■ **Dataset rows**:
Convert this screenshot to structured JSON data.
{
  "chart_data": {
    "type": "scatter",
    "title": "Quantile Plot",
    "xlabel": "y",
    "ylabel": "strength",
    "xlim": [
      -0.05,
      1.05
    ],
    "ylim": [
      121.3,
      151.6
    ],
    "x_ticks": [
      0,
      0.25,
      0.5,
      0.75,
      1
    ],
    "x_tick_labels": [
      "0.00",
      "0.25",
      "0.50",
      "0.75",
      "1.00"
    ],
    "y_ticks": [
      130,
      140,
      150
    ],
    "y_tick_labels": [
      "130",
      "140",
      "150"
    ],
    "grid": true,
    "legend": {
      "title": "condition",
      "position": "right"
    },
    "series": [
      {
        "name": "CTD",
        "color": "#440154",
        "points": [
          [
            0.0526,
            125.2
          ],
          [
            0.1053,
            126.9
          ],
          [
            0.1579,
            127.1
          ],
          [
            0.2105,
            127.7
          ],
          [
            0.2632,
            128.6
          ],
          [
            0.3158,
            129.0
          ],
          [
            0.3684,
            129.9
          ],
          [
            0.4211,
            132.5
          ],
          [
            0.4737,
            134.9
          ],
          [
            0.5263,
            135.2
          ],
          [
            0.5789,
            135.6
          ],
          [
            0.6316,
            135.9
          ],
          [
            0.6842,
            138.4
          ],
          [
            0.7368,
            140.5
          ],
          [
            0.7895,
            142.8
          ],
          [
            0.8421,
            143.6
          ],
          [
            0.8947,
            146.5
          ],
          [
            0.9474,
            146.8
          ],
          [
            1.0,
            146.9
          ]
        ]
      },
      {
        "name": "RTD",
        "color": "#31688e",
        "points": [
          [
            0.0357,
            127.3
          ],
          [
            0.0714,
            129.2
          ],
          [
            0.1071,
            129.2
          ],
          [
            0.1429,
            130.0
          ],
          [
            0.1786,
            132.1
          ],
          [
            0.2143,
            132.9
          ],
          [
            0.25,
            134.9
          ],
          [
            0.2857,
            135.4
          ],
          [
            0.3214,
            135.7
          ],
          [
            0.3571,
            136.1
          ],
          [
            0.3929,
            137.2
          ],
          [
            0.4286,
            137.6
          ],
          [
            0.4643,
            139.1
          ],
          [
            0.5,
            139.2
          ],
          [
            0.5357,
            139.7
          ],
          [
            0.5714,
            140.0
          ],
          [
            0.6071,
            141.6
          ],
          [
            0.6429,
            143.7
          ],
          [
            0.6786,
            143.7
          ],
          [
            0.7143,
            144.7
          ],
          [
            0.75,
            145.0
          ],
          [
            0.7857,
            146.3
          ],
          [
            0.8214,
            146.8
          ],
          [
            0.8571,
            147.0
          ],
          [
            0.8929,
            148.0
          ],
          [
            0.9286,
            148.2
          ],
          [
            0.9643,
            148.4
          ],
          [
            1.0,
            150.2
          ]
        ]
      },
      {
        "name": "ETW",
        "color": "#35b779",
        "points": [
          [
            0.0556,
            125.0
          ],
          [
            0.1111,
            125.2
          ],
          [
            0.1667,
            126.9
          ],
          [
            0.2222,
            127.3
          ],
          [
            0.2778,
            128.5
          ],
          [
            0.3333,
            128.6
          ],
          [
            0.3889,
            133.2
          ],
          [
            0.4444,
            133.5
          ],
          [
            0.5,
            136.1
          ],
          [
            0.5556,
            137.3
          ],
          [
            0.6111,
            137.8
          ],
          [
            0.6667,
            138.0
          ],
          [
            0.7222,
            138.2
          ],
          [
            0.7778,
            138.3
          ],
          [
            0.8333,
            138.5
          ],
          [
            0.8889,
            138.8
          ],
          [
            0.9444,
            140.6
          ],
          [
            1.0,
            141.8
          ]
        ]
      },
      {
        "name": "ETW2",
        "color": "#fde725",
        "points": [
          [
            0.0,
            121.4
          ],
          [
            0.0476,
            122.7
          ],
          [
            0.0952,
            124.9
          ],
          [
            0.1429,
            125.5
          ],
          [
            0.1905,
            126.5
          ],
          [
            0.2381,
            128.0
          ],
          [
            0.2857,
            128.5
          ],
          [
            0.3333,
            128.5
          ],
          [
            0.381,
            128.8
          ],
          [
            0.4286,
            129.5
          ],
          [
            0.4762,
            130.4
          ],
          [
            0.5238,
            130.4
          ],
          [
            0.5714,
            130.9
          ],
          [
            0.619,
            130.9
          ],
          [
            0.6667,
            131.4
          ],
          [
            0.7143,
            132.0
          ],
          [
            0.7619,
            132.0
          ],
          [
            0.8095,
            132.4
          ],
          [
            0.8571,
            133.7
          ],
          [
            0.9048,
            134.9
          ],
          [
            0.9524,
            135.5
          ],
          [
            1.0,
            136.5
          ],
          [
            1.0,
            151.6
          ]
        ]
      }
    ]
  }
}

■ **What you will do**:
From the data, collect all lines where the string "color" appears.

■ **Result of this task**:
        "color": "#440154",
        "color": "#31688e",
        "color": "#35b779",
        "color": "#fde725",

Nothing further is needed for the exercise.